*EXTRACTED ENTRIES*.
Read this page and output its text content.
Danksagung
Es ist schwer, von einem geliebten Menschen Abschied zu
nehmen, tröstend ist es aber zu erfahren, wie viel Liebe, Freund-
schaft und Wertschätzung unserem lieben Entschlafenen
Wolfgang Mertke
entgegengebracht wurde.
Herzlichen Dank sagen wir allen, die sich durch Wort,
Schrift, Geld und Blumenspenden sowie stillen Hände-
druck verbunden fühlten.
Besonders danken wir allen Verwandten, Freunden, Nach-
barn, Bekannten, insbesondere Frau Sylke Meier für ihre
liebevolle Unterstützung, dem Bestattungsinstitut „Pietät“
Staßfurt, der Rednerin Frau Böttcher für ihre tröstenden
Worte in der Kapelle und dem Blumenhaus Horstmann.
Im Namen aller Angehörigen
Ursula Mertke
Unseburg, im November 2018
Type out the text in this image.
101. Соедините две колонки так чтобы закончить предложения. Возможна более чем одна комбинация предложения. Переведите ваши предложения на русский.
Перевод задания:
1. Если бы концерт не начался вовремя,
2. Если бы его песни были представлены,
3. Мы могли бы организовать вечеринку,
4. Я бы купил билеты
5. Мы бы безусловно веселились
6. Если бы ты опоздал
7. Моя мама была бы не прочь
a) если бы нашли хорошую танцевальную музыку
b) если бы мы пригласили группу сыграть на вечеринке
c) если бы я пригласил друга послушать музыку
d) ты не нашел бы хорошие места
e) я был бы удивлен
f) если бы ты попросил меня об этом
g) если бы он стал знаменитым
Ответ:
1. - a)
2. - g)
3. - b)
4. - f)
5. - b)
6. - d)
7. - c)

*WRITTEN TASK*. Pull out each line containing the word "Frau" and copy it.

*OUTPUT*.
barn, Bekannten, insbesondere Frau Sylke Meier für ihre
Staßfurt, der Rednerin Frau Böttcher für ihre tröstenden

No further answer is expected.